# Cheap Tying Materials



## Rhenn (Nov 16, 2012)

Great idea!


----------



## tom_in_orl (Dec 9, 2006)

Thanks for sharing. I may have to look into it a bit more. Where can you get this stuff? Are we talking Walmart or the Dollar Store? I have been know to pick up Sally's Hard as Nails Double Duty in the cosmetics dept before :


----------



## byrdland (Jan 23, 2013)

I have gotten craft fur and other materials from Michael's Craft Stores.


----------



## Bill_Laminack (Feb 12, 2012)

Tasks to carry out >>
- A) List the usernames that head posts in the forum thread on cheap tying materials.
- B) In the thread on cheap tying materials, what does tom_in_orl say he may do next, and what does he ask so that he can do it? Answer in one to three sentences.
- C) Please carry the forum thread on cheap tying materials forward from its last line.

Information shown >>

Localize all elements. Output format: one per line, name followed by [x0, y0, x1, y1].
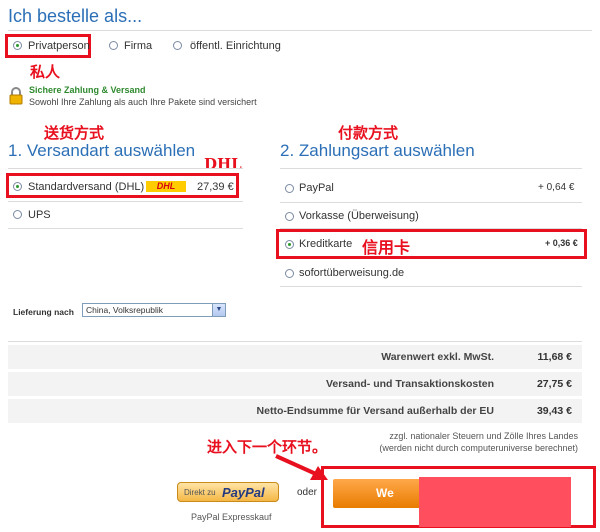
page-title: Ich bestelle als...	[8, 6, 143, 26]
vorkasse-radio[interactable]	[285, 212, 294, 221]
title-divider	[8, 30, 592, 31]
firma-radio[interactable]	[109, 41, 118, 50]
kreditkarte-label[interactable]: Kreditkarte	[299, 238, 352, 250]
kreditkarte-fee: + 0,36 €	[545, 238, 578, 248]
summary-row-total: Netto-Endsumme für Versand außerhalb der…	[8, 399, 582, 423]
dhl-annotation: DHL	[204, 155, 242, 173]
einrichtung-label[interactable]: öffentl. Einrichtung	[190, 40, 281, 52]
total-label: Netto-Endsumme für Versand außerhalb der…	[256, 405, 494, 417]
privatperson-label[interactable]: Privatperson	[28, 40, 90, 52]
dhl-price: 27,39 €	[197, 181, 234, 193]
lock-icon	[8, 87, 24, 105]
tax-note-1: zzgl. nationaler Steuern und Zölle Ihres…	[389, 431, 578, 441]
continue-button-label: We	[376, 486, 394, 500]
total-value: 39,43 €	[536, 405, 572, 417]
payment-divider	[280, 168, 582, 169]
payment-heading: 2. Zahlungsart auswählen	[280, 141, 475, 160]
ups-radio[interactable]	[13, 210, 22, 219]
paypal-logo: PayPal	[222, 485, 265, 500]
summary-row-versand: Versand- und Transaktionskosten 27,75 €	[8, 372, 582, 396]
paypal-direct-text: Direkt zu	[184, 488, 216, 497]
security-subtitle: Sowohl Ihre Zahlung als auch Ihre Pakete…	[29, 97, 257, 107]
versand-label: Versand- und Transaktionskosten	[325, 378, 494, 390]
paypal-express-button[interactable]: Direkt zu PayPal	[177, 482, 279, 502]
summary-row-warenwert: Warenwert exkl. MwSt. 11,68 €	[8, 345, 582, 369]
tax-note-2: (werden nicht durch computeruniverse ber…	[379, 443, 578, 453]
kreditkarte-annotation: 信用卡	[362, 238, 411, 257]
sofort-radio[interactable]	[285, 269, 294, 278]
kreditkarte-radio[interactable]	[285, 240, 294, 249]
paypal-label[interactable]: PayPal	[299, 182, 334, 194]
country-value: China, Volksrepublik	[86, 305, 164, 315]
ups-label[interactable]: UPS	[28, 209, 51, 221]
shipping-divider	[8, 168, 243, 169]
dhl-logo-text: DHL	[156, 181, 176, 191]
delivery-label: Lieferung nach	[13, 307, 74, 317]
payment-annotation: 付款方式	[338, 124, 399, 142]
warenwert-label: Warenwert exkl. MwSt.	[381, 351, 494, 363]
summary-top-divider	[8, 341, 582, 342]
payment-row-divider-1	[280, 202, 582, 203]
firma-label[interactable]: Firma	[124, 40, 152, 52]
versand-value: 27,75 €	[536, 378, 572, 390]
privatperson-annotation: 私人	[30, 63, 61, 81]
warenwert-value: 11,68 €	[537, 351, 572, 363]
dhl-radio[interactable]	[13, 182, 22, 191]
privatperson-radio[interactable]	[13, 41, 22, 50]
einrichtung-radio[interactable]	[173, 41, 182, 50]
security-title: Sichere Zahlung & Versand	[29, 85, 146, 95]
dhl-logo: DHL	[146, 181, 186, 192]
paypal-radio[interactable]	[285, 184, 294, 193]
shipping-annotation: 送货方式	[44, 124, 105, 142]
dhl-label[interactable]: Standardversand (DHL)	[28, 181, 144, 193]
country-select[interactable]: China, Volksrepublik ▼	[82, 303, 226, 317]
redaction-block	[419, 477, 571, 527]
shipping-row-divider	[8, 201, 243, 202]
or-label: oder	[297, 487, 318, 498]
chevron-down-icon[interactable]: ▼	[212, 304, 225, 316]
paypal-fee: + 0,64 €	[538, 182, 575, 193]
payment-bottom-divider	[280, 286, 582, 287]
vorkasse-label[interactable]: Vorkasse (Überweisung)	[299, 210, 419, 222]
shipping-bottom-divider	[8, 228, 243, 229]
shipping-heading: 1. Versandart auswählen	[8, 141, 196, 160]
paypal-caption: PayPal Expresskauf	[191, 512, 272, 522]
sofort-label[interactable]: sofortüberweisung.de	[299, 267, 404, 279]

Task-by-task results >>
- A)
Rhenn
tom_in_orl
byrdland
Bill_Laminack

- B) He says he may have to look into it a bit more. To do that, he asks where the materials can be bought and whether that means Walmart or the Dollar Store.

- C)
Tom for this material you need to go to a shop that carries Black Women's hair products. This material is designed for hair weaves, braids and extensions. Obviously it isn't going to great for every type of fly in the same way that EP fibers or Congo hair would be, but for sparse Baitfish patterns, and some streamer type of flies it can be good. It is close to the same price as Congo Hair but you get about ten times as much. Or you can search Ebay for Kanekalon. I think it is going to be cheaper in a store though. I found some for .99$


----------



## GulfCoast (Jul 10, 2012)

this is gonna sound funny, but I looked at an old Halloween mask I have that has long black hair. it's like a mix between EP and kinky fiber. works for me when I need it.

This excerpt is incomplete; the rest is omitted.